## Written instruction
Go through the material below and copy all lines with "donbair".

START Data for this task

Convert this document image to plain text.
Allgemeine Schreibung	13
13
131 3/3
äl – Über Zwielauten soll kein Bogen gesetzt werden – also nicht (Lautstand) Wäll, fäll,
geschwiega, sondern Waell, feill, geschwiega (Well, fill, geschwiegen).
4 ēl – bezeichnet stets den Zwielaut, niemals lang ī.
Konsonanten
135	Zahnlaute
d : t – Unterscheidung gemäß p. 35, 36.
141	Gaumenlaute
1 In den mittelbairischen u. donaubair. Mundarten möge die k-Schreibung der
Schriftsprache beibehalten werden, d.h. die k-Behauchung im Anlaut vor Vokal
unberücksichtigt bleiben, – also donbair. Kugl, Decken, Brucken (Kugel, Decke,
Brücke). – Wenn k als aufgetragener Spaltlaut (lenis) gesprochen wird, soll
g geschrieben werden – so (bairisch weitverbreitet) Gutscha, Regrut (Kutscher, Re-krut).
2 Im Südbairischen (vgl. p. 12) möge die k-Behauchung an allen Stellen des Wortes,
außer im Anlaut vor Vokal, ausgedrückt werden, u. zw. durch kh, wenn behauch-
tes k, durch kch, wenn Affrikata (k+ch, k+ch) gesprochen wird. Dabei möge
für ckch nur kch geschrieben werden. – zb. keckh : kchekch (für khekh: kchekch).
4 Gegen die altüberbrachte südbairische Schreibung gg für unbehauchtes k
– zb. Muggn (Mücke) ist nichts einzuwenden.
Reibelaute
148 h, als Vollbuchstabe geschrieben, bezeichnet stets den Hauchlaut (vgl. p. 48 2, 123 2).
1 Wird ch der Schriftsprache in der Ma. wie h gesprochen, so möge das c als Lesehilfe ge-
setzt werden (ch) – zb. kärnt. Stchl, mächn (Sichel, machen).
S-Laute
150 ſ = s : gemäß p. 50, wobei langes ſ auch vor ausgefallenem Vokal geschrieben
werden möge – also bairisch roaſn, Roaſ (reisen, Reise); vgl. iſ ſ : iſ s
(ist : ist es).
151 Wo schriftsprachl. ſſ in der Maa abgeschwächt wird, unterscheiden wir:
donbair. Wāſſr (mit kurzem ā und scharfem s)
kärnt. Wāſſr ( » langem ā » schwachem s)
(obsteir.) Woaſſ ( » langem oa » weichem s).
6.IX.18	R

END Data for this task

## Complete response
unberücksichtigt bleiben, – also donbair. Kugl, Decken, Brucken (Kugel, Decke,
donbair. Wāſſr (mit kurzem ā und scharfem s)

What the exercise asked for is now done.